→ Task statement
Beginning with the line in which "Read out every word on this page." appears, transcribe each line word for word until the records end. Do not include pictures.

***** Recorded data

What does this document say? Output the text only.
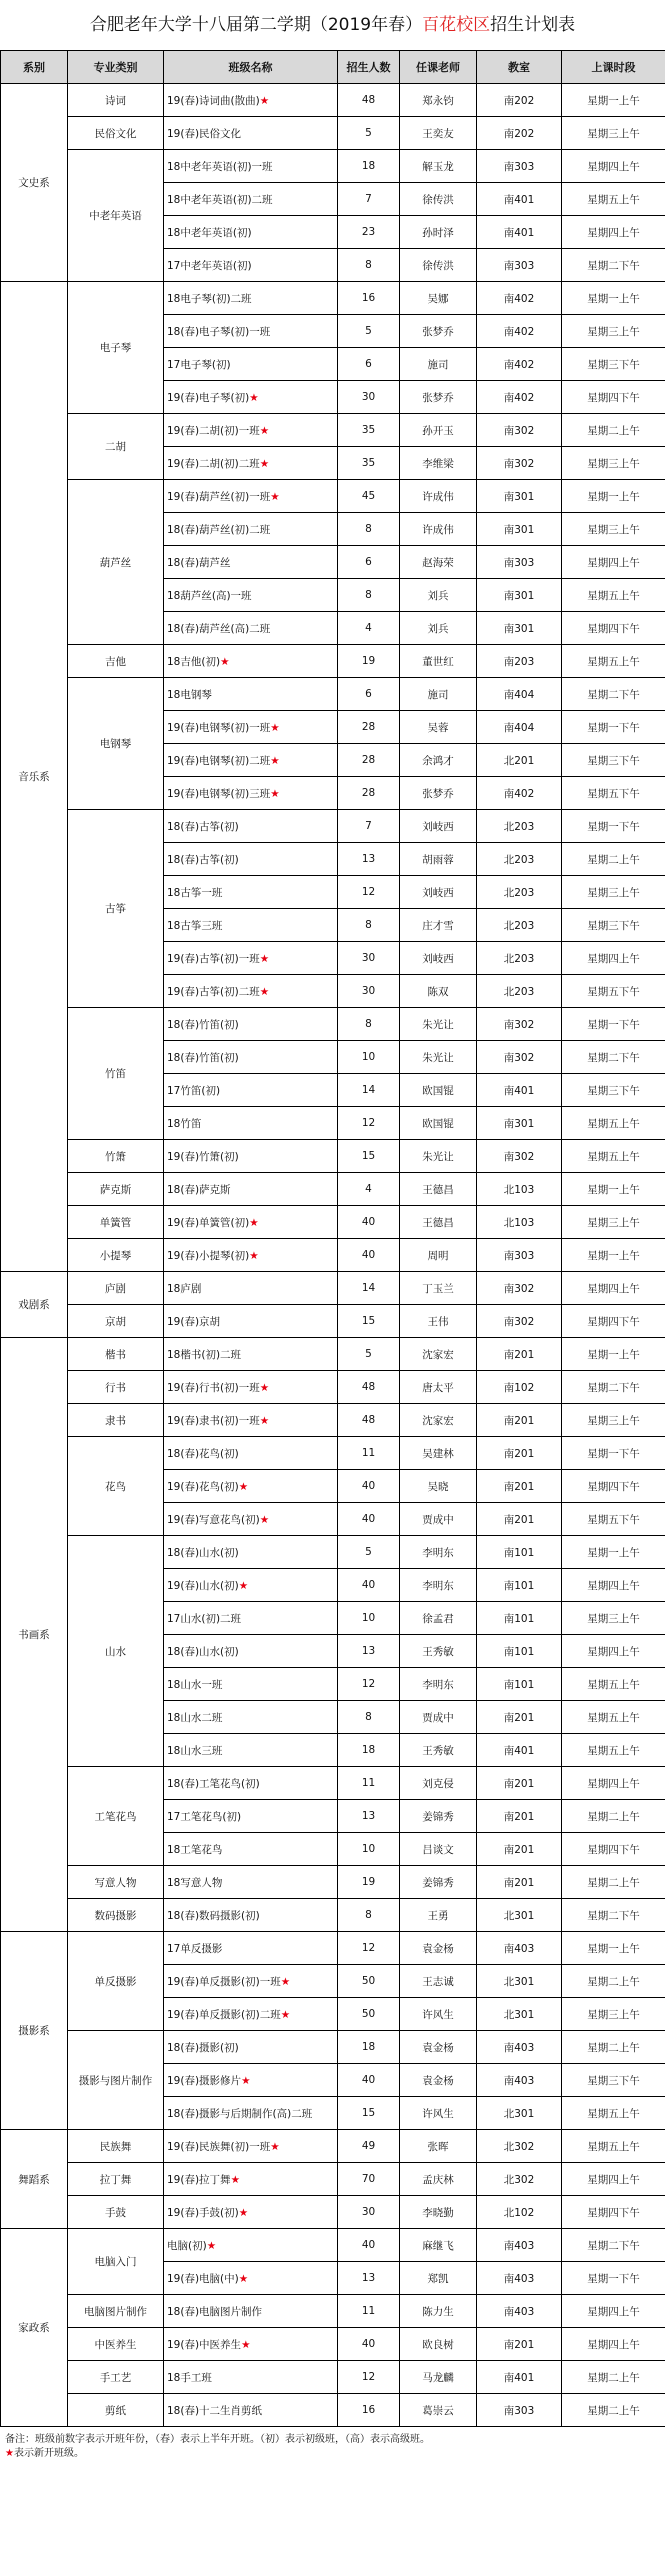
合肥老年大学十八届第二学期（2019年春）百花校区招生计划表
系别	专业类别	班级名称	招生人数	任课老师	教室	上课时段
文史系	诗词	19(春)诗词曲(散曲)★	48	郑永钧	南202	星期一上午
	民俗文化	19(春)民俗文化	5	王奕友	南202	星期三上午
	中老年英语	18中老年英语(初)一班	18	解玉龙	南303	星期四上午
		18中老年英语(初)二班	7	徐传洪	南401	星期五上午
		18中老年英语(初)	23	孙时泽	南401	星期四上午
		17中老年英语(初)	8	徐传洪	南303	星期二下午
音乐系	电子琴	18电子琴(初)二班	16	吴娜	南402	星期一上午
		18(春)电子琴(初)一班	5	张梦乔	南402	星期三上午
		17电子琴(初)	6	施司	南402	星期三下午
		19(春)电子琴(初)★	30	张梦乔	南402	星期四下午
	二胡	19(春)二胡(初)一班★	35	孙开玉	南302	星期二上午
		19(春)二胡(初)二班★	35	李维梁	南302	星期三上午
	葫芦丝	19(春)葫芦丝(初)一班★	45	许成伟	南301	星期一上午
		18(春)葫芦丝(初)二班	8	许成伟	南301	星期三上午
		18(春)葫芦丝	6	赵海荣	南303	星期四上午
		18葫芦丝(高)一班	8	刘兵	南301	星期五上午
		18(春)葫芦丝(高)二班	4	刘兵	南301	星期四下午
	吉他	18吉他(初)★	19	董世红	南203	星期五上午
	电钢琴	18电钢琴	6	施司	南404	星期二下午
		19(春)电钢琴(初)一班★	28	吴蓉	南404	星期一下午
		19(春)电钢琴(初)二班★	28	余鸿才	北201	星期三下午
		19(春)电钢琴(初)三班★	28	张梦乔	南402	星期五下午
	古筝	18(春)古筝(初)	7	刘岐西	北203	星期一下午
		18(春)古筝(初)	13	胡雨蓉	北203	星期二上午
		18古筝一班	12	刘岐西	北203	星期三上午
		18古筝三班	8	庄才雪	北203	星期三下午
		19(春)古筝(初)一班★	30	刘岐西	北203	星期四上午
		19(春)古筝(初)二班★	30	陈双	北203	星期五下午
	竹笛	18(春)竹笛(初)	8	朱光让	南302	星期一下午
		18(春)竹笛(初)	10	朱光让	南302	星期二下午
		17竹笛(初)	14	欧国锟	南401	星期三下午
		18竹笛	12	欧国锟	南301	星期五上午
	竹箫	19(春)竹箫(初)	15	朱光让	南302	星期五上午
	萨克斯	18(春)萨克斯	4	王德昌	北103	星期一上午
	单簧管	19(春)单簧管(初)★	40	王德昌	北103	星期三上午
	小提琴	19(春)小提琴(初)★	40	周明	南303	星期一上午
戏剧系	庐剧	18庐剧	14	丁玉兰	南302	星期四上午
	京胡	19(春)京胡	15	王伟	南302	星期四下午
书画系	楷书	18楷书(初)二班	5	沈家宏	南201	星期一上午
	行书	19(春)行书(初)一班★	48	唐太平	南102	星期二下午
	隶书	19(春)隶书(初)一班★	48	沈家宏	南201	星期三上午
	花鸟	18(春)花鸟(初)	11	吴建林	南201	星期一下午
		19(春)花鸟(初)★	40	吴晓	南201	星期四下午
		19(春)写意花鸟(初)★	40	贾成中	南201	星期五下午
	山水	18(春)山水(初)	5	李明东	南101	星期一上午
		19(春)山水(初)★	40	李明东	南101	星期四上午
		17山水(初)二班	10	徐孟君	南101	星期三上午
		18(春)山水(初)	13	王秀敏	南101	星期四上午
		18山水一班	12	李明东	南101	星期五上午
		18山水二班	8	贾成中	南201	星期五上午
		18山水三班	18	王秀敏	南401	星期五上午
	工笔花鸟	18(春)工笔花鸟(初)	11	刘克侵	南201	星期四上午
		17工笔花鸟(初)	13	姜锦秀	南201	星期二上午
		18工笔花鸟	10	吕谈文	南201	星期四下午
	写意人物	18写意人物	19	姜锦秀	南201	星期二上午
	数码摄影	18(春)数码摄影(初)	8	王勇	北301	星期二下午
摄影系	单反摄影	17单反摄影	12	袁金杨	南403	星期一上午
		19(春)单反摄影(初)一班★	50	王志诚	北301	星期二上午
		19(春)单反摄影(初)二班★	50	许风生	北301	星期三上午
	摄影与图片制作	18(春)摄影(初)	18	袁金杨	南403	星期二上午
		19(春)摄影修片★	40	袁金杨	南403	星期三下午
		18(春)摄影与后期制作(高)二班	15	许风生	北301	星期五上午
舞蹈系	民族舞	19(春)民族舞(初)一班★	49	张晖	北302	星期五上午
	拉丁舞	19(春)拉丁舞★	70	孟庆林	北302	星期四上午
	手鼓	19(春)手鼓(初)★	30	李晓勤	北102	星期四下午
家政系	电脑入门	电脑(初)★	40	麻继飞	南403	星期二下午
		19(春)电脑(中)★	13	郑凯	南403	星期一下午
	电脑图片制作	18(春)电脑图片制作	11	陈力生	南403	星期四上午
	中医养生	19(春)中医养生★	40	欧良树	南201	星期四上午
	手工艺	18手工班	12	马龙麟	南401	星期二上午
	剪纸	18(春)十二生肖剪纸	16	葛崇云	南303	星期二上午
备注：班级前数字表示开班年份，（春）表示上半年开班。（初）表示初级班，（高）表示高级班。
★表示新开班级。
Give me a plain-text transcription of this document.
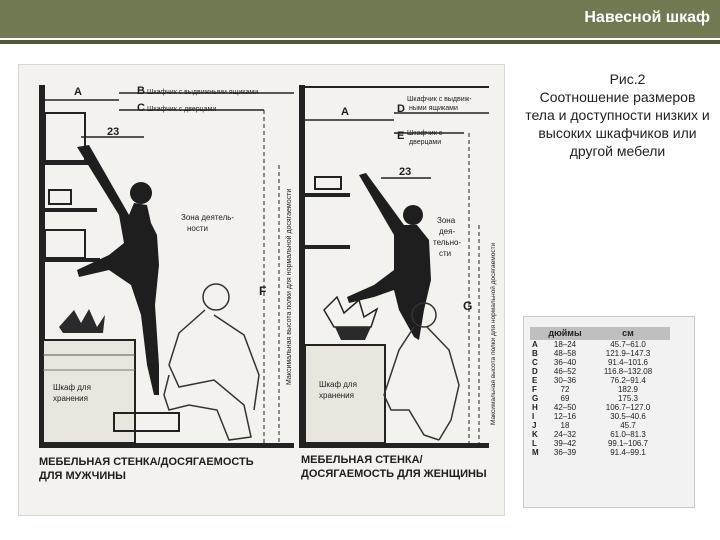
Навесной шкаф
A	B
C
Шкафчик с выдвижными ящиками
Шкафчик с дверцами
23
F	Максимальная высота полки для нормальной досягаемости
Зона деятель-
ности
Шкаф для
хранения
МЕБЕЛЬНАЯ СТЕНКА/ДОСЯГАЕМОСТЬ
ДЛЯ МУЖЧИНЫ
A	D
E
Шкафчик с выдвиж-
ными ящиками
Шкафчик с
дверцами
23
Шкаф для
хранения
Зона
дея-
тельно-
сти
G	Максимальная высота полки для нормальной досягаемости
МЕБЕЛЬНАЯ СТЕНКА/
ДОСЯГАЕМОСТЬ ДЛЯ ЖЕНЩИНЫ
Рис.2
Соотношение размеров тела и доступности низких и высоких шкафчиков или другой мебели
	дюймы	см
A	18–24	45.7–61.0
B	48–58	121.9–147.3
C	36–40	91.4–101.6
D	46–52	116.8–132.08
E	30–36	76.2–91.4
F	72	182.9
G	69	175.3
H	42–50	106.7–127.0
I	12–16	30.5–40.6
J	18	45.7
K	24–32	61.0–81.3
L	39–42	99.1–106.7
M	36–39	91.4–99.1
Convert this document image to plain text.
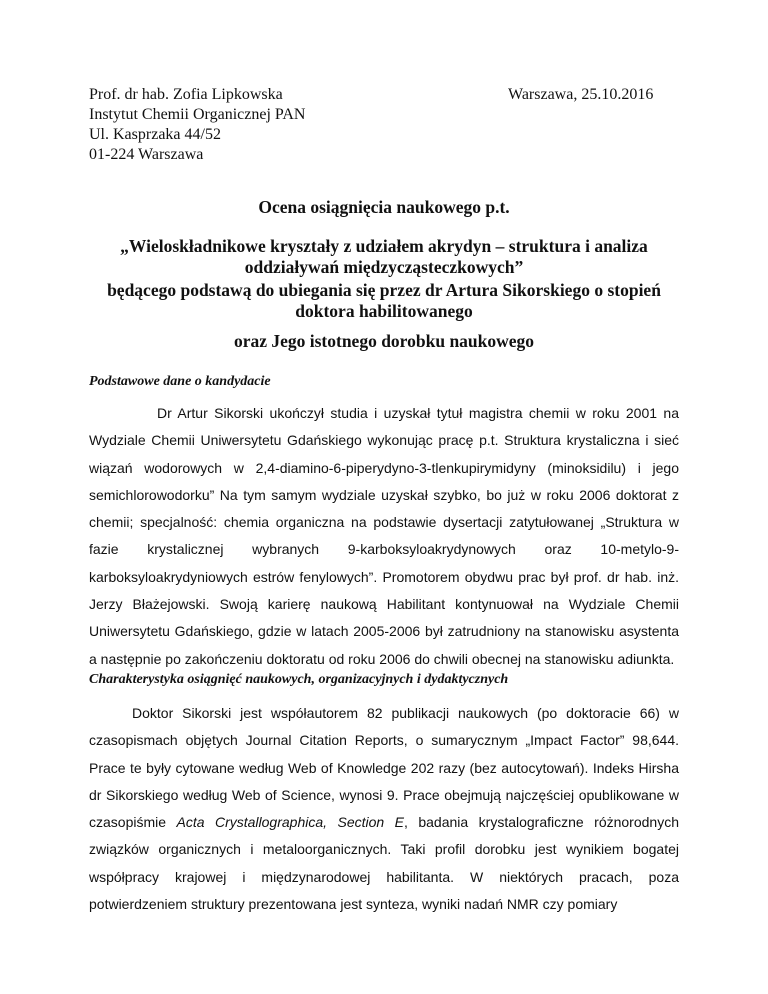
Prof. dr hab. Zofia Lipkowska
Instytut Chemii Organicznej PAN
Ul. Kasprzaka 44/52
01-224 Warszawa
Warszawa, 25.10.2016
Ocena osiągnięcia naukowego p.t.
„Wieloskładnikowe kryształy z udziałem akrydyn – struktura i analiza oddziaływań międzycząsteczkowych”
będącego podstawą do ubiegania się przez dr Artura Sikorskiego o stopień doktora habilitowanego
oraz Jego istotnego dorobku naukowego
Podstawowe dane o kandydacie
Dr Artur Sikorski ukończył studia i uzyskał tytuł magistra chemii w roku 2001 na Wydziale Chemii Uniwersytetu Gdańskiego wykonując pracę p.t. Struktura krystaliczna i sieć wiązań wodorowych w 2,4-diamino-6-piperydyno-3-tlenkupirymidyny (minoksidilu) i jego semichlorowodorku” Na tym samym wydziale uzyskał szybko, bo już w roku 2006 doktorat z chemii; specjalność: chemia organiczna na podstawie dysertacji zatytułowanej „Struktura w fazie krystalicznej wybranych 9-karboksyloakrydynowych oraz 10-metylo-9-karboksyloakrydyniowych estrów fenylowych”. Promotorem obydwu prac był prof. dr hab. inż. Jerzy Błażejowski. Swoją karierę naukową Habilitant kontynuował na Wydziale Chemii Uniwersytetu Gdańskiego, gdzie w latach 2005-2006 był zatrudniony na stanowisku asystenta a następnie po zakończeniu doktoratu od roku 2006 do chwili obecnej na stanowisku adiunkta.
Charakterystyka osiągnięć naukowych, organizacyjnych i dydaktycznych
Doktor Sikorski jest współautorem 82 publikacji naukowych (po doktoracie 66) w czasopismach objętych Journal Citation Reports, o sumarycznym „Impact Factor” 98,644. Prace te były cytowane według Web of Knowledge 202 razy (bez autocytowań). Indeks Hirsha dr Sikorskiego według Web of Science, wynosi 9. Prace obejmują najczęściej opublikowane w czasopiśmie Acta Crystallographica, Section E, badania krystalograficzne różnorodnych związków organicznych i metaloorganicznych. Taki profil dorobku jest wynikiem bogatej współpracy krajowej i międzynarodowej habilitanta. W niektórych pracach, poza potwierdzeniem struktury prezentowana jest synteza, wyniki nadań NMR czy pomiary
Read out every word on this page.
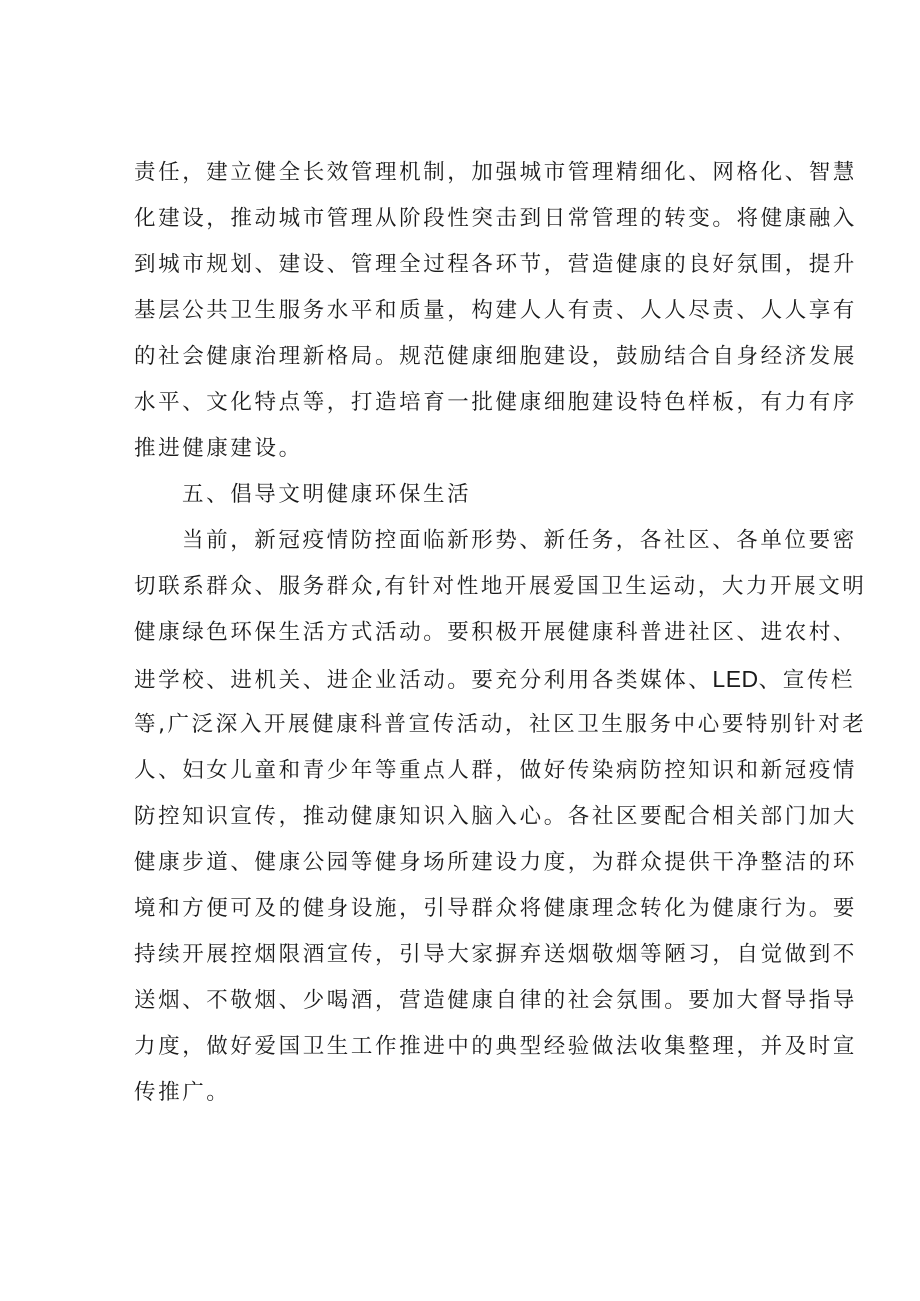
责任，建立健全长效管理机制，加强城市管理精细化、网格化、智慧
化建设，推动城市管理从阶段性突击到日常管理的转变。将健康融入
到城市规划、建设、管理全过程各环节，营造健康的良好氛围，提升
基层公共卫生服务水平和质量，构建人人有责、人人尽责、人人享有
的社会健康治理新格局。规范健康细胞建设，鼓励结合自身经济发展
水平、文化特点等，打造培育一批健康细胞建设特色样板，有力有序
推进健康建设。
五、倡导文明健康环保生活
当前，新冠疫情防控面临新形势、新任务，各社区、各单位要密
切联系群众、服务群众,有针对性地开展爱国卫生运动，大力开展文明
健康绿色环保生活方式活动。要积极开展健康科普进社区、进农村、
进学校、进机关、进企业活动。要充分利用各类媒体、LED、宣传栏
等,广泛深入开展健康科普宣传活动，社区卫生服务中心要特别针对老
人、妇女儿童和青少年等重点人群，做好传染病防控知识和新冠疫情
防控知识宣传，推动健康知识入脑入心。各社区要配合相关部门加大
健康步道、健康公园等健身场所建设力度，为群众提供干净整洁的环
境和方便可及的健身设施，引导群众将健康理念转化为健康行为。要
持续开展控烟限酒宣传，引导大家摒弃送烟敬烟等陋习，自觉做到不
送烟、不敬烟、少喝酒，营造健康自律的社会氛围。要加大督导指导
力度，做好爱国卫生工作推进中的典型经验做法收集整理，并及时宣
传推广。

**********

→ Answer to the problem
Read out every word on this page.
责任，建立健全长效管理机制，加强城市管理精细化、网格化、智慧
化建设，推动城市管理从阶段性突击到日常管理的转变。将健康融入
到城市规划、建设、管理全过程各环节，营造健康的良好氛围，提升
基层公共卫生服务水平和质量，构建人人有责、人人尽责、人人享有
的社会健康治理新格局。规范健康细胞建设，鼓励结合自身经济发展
水平、文化特点等，打造培育一批健康细胞建设特色样板，有力有序
推进健康建设。
五、倡导文明健康环保生活
当前，新冠疫情防控面临新形势、新任务，各社区、各单位要密
切联系群众、服务群众,有针对性地开展爱国卫生运动，大力开展文明
健康绿色环保生活方式活动。要积极开展健康科普进社区、进农村、
进学校、进机关、进企业活动。要充分利用各类媒体、LED、宣传栏
等,广泛深入开展健康科普宣传活动，社区卫生服务中心要特别针对老
人、妇女儿童和青少年等重点人群，做好传染病防控知识和新冠疫情
防控知识宣传，推动健康知识入脑入心。各社区要配合相关部门加大
健康步道、健康公园等健身场所建设力度，为群众提供干净整洁的环
境和方便可及的健身设施，引导群众将健康理念转化为健康行为。要
持续开展控烟限酒宣传，引导大家摒弃送烟敬烟等陋习，自觉做到不
送烟、不敬烟、少喝酒，营造健康自律的社会氛围。要加大督导指导
力度，做好爱国卫生工作推进中的典型经验做法收集整理，并及时宣
传推广。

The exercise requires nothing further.